### Exercise instructions
Switch every occurrence of "data-point" in the data below to "marker", leaving all other text and every bounding box unchanged.

Spatial annotation entries:
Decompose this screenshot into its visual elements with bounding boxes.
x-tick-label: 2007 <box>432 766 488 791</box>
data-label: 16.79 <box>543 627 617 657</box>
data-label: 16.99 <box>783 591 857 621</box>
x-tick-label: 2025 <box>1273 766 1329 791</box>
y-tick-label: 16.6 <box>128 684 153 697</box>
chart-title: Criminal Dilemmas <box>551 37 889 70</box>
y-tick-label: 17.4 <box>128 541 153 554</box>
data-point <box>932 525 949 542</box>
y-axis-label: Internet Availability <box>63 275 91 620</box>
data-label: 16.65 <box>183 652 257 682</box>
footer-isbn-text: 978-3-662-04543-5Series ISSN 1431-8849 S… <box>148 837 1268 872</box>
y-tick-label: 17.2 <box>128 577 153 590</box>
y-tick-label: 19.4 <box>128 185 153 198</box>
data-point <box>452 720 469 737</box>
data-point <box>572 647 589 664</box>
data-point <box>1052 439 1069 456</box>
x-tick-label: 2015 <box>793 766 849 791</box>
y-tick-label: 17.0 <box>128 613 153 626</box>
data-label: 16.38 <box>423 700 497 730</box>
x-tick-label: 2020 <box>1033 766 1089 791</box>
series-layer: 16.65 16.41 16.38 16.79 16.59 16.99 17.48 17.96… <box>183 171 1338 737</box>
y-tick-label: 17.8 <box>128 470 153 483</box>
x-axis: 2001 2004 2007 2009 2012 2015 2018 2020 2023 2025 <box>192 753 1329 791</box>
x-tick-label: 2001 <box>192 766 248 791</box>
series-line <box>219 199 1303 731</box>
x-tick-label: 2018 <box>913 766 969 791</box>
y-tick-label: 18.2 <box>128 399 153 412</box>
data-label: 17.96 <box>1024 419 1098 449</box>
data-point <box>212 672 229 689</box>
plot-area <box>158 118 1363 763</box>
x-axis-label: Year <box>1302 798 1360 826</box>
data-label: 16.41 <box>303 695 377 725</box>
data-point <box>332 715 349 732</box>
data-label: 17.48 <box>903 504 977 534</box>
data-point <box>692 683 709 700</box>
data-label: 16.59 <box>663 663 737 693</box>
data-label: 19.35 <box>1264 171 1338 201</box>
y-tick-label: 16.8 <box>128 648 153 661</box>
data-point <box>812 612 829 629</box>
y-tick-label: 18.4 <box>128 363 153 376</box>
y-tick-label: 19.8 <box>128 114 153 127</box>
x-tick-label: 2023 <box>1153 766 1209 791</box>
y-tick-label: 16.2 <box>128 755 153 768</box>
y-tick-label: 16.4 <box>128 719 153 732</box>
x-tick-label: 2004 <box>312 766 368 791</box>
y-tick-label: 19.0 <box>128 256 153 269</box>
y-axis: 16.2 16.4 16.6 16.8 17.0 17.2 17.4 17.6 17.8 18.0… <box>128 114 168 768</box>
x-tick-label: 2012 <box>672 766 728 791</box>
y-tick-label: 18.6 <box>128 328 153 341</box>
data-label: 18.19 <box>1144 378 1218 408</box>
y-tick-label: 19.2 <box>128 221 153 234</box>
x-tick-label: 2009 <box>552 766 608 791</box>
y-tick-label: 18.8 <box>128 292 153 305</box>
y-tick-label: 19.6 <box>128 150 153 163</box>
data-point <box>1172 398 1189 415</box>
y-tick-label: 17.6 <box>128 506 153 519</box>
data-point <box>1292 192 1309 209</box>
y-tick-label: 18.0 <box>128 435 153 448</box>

### Written answer
Decompose this screenshot into its visual elements with bounding boxes.
x-tick-label: 2007 <box>432 766 488 791</box>
data-label: 16.79 <box>543 627 617 657</box>
data-label: 16.99 <box>783 591 857 621</box>
x-tick-label: 2025 <box>1273 766 1329 791</box>
y-tick-label: 16.6 <box>128 684 153 697</box>
chart-title: Criminal Dilemmas <box>551 37 889 70</box>
y-tick-label: 17.4 <box>128 541 153 554</box>
marker <box>932 525 949 542</box>
y-axis-label: Internet Availability <box>63 275 91 620</box>
data-label: 16.65 <box>183 652 257 682</box>
footer-isbn-text: 978-3-662-04543-5Series ISSN 1431-8849 S… <box>148 837 1268 872</box>
y-tick-label: 17.2 <box>128 577 153 590</box>
y-tick-label: 19.4 <box>128 185 153 198</box>
marker <box>452 720 469 737</box>
marker <box>572 647 589 664</box>
marker <box>1052 439 1069 456</box>
x-tick-label: 2015 <box>793 766 849 791</box>
y-tick-label: 17.0 <box>128 613 153 626</box>
data-label: 16.38 <box>423 700 497 730</box>
x-tick-label: 2020 <box>1033 766 1089 791</box>
series-layer: 16.65 16.41 16.38 16.79 16.59 16.99 17.48 17.96… <box>183 171 1338 737</box>
y-tick-label: 17.8 <box>128 470 153 483</box>
x-axis: 2001 2004 2007 2009 2012 2015 2018 2020 2023 2025 <box>192 753 1329 791</box>
x-tick-label: 2001 <box>192 766 248 791</box>
series-line <box>219 199 1303 731</box>
x-tick-label: 2018 <box>913 766 969 791</box>
y-tick-label: 18.2 <box>128 399 153 412</box>
data-label: 17.96 <box>1024 419 1098 449</box>
marker <box>212 672 229 689</box>
plot-area <box>158 118 1363 763</box>
x-axis-label: Year <box>1302 798 1360 826</box>
data-label: 16.41 <box>303 695 377 725</box>
marker <box>332 715 349 732</box>
data-label: 17.48 <box>903 504 977 534</box>
marker <box>692 683 709 700</box>
data-label: 16.59 <box>663 663 737 693</box>
data-label: 19.35 <box>1264 171 1338 201</box>
y-tick-label: 16.8 <box>128 648 153 661</box>
marker <box>812 612 829 629</box>
y-tick-label: 18.4 <box>128 363 153 376</box>
y-tick-label: 19.8 <box>128 114 153 127</box>
x-tick-label: 2023 <box>1153 766 1209 791</box>
y-tick-label: 16.2 <box>128 755 153 768</box>
y-tick-label: 16.4 <box>128 719 153 732</box>
x-tick-label: 2004 <box>312 766 368 791</box>
y-tick-label: 19.0 <box>128 256 153 269</box>
y-axis: 16.2 16.4 16.6 16.8 17.0 17.2 17.4 17.6 17.8 18.0… <box>128 114 168 768</box>
x-tick-label: 2012 <box>672 766 728 791</box>
y-tick-label: 18.6 <box>128 328 153 341</box>
data-label: 18.19 <box>1144 378 1218 408</box>
y-tick-label: 19.2 <box>128 221 153 234</box>
x-tick-label: 2009 <box>552 766 608 791</box>
y-tick-label: 18.8 <box>128 292 153 305</box>
y-tick-label: 19.6 <box>128 150 153 163</box>
marker <box>1172 398 1189 415</box>
y-tick-label: 17.6 <box>128 506 153 519</box>
marker <box>1292 192 1309 209</box>
y-tick-label: 18.0 <box>128 435 153 448</box>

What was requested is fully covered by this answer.